(What you have to do)
Return all lines with the word "without" in them.

####

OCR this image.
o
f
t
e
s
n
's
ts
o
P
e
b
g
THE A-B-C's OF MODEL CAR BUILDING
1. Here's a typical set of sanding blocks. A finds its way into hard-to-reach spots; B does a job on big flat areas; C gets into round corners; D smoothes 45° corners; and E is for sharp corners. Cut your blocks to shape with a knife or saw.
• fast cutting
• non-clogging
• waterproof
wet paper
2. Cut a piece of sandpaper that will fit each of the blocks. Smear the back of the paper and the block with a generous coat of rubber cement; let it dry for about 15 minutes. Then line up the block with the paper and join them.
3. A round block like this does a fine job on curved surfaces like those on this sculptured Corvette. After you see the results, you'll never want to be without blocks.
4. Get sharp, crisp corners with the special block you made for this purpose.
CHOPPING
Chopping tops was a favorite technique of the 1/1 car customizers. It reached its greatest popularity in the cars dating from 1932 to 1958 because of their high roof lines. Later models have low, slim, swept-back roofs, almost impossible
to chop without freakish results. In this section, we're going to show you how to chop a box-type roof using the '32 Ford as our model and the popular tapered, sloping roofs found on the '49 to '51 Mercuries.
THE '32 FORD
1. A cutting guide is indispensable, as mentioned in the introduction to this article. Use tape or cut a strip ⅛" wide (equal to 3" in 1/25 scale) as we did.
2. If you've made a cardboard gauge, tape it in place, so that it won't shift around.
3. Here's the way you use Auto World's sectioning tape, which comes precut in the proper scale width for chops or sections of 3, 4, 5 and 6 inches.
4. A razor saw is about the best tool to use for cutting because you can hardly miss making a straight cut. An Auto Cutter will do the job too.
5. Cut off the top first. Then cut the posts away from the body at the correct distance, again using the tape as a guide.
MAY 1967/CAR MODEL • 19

####

(Response to this task)
3. A round block like this does a fine job on curved surfaces like those on this sculptured Corvette. After you see the results, you'll never want to be without blocks.
to chop without freakish results. In this section, we're going to show you how to chop a box-type roof using the '32 Ford as our model and the popular tapered, sloping roofs found on the '49 to '51 Mercuries.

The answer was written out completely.